--- start Task data ---

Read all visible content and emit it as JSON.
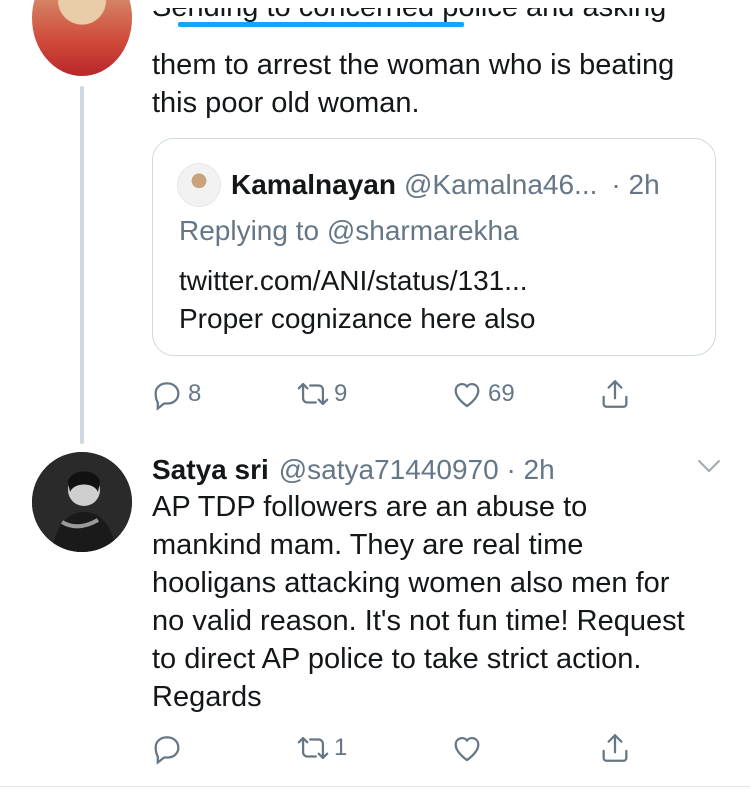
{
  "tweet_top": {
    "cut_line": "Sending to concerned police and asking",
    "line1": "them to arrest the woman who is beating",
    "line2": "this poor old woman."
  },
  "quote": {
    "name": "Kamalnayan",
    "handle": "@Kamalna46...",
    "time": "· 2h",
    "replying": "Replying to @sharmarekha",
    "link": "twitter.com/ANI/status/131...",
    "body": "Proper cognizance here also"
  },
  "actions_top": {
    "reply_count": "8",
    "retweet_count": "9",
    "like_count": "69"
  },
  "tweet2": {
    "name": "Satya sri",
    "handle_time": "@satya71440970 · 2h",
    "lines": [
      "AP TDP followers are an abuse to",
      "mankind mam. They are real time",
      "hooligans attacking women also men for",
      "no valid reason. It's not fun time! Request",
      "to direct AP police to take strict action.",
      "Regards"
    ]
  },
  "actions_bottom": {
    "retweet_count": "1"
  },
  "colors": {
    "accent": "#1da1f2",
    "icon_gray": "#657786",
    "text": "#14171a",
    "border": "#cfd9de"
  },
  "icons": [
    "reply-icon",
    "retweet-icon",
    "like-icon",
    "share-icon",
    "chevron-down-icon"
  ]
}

--- end Task data ---

*Problem description*. Restate each entry word for word, leaving out any pictures.

*Output for this exercise*.
Read all visible content and emit it as JSON.
{
  "tweet_top": {
    "cut_line": "Sending to concerned police and asking",
    "line1": "them to arrest the woman who is beating",
    "line2": "this poor old woman."
  },
  "quote": {
    "name": "Kamalnayan",
    "handle": "@Kamalna46...",
    "time": "· 2h",
    "replying": "Replying to @sharmarekha",
    "link": "twitter.com/ANI/status/131...",
    "body": "Proper cognizance here also"
  },
  "actions_top": {
    "reply_count": "8",
    "retweet_count": "9",
    "like_count": "69"
  },
  "tweet2": {
    "name": "Satya sri",
    "handle_time": "@satya71440970 · 2h",
    "lines": [
      "AP TDP followers are an abuse to",
      "mankind mam. They are real time",
      "hooligans attacking women also men for",
      "no valid reason. It's not fun time! Request",
      "to direct AP police to take strict action.",
      "Regards"
    ]
  },
  "actions_bottom": {
    "retweet_count": "1"
  },
  "colors": {
    "accent": "#1da1f2",
    "icon_gray": "#657786",
    "text": "#14171a",
    "border": "#cfd9de"
  },
  "icons": [
    "reply-icon",
    "retweet-icon",
    "like-icon",
    "share-icon",
    "chevron-down-icon"
  ]
}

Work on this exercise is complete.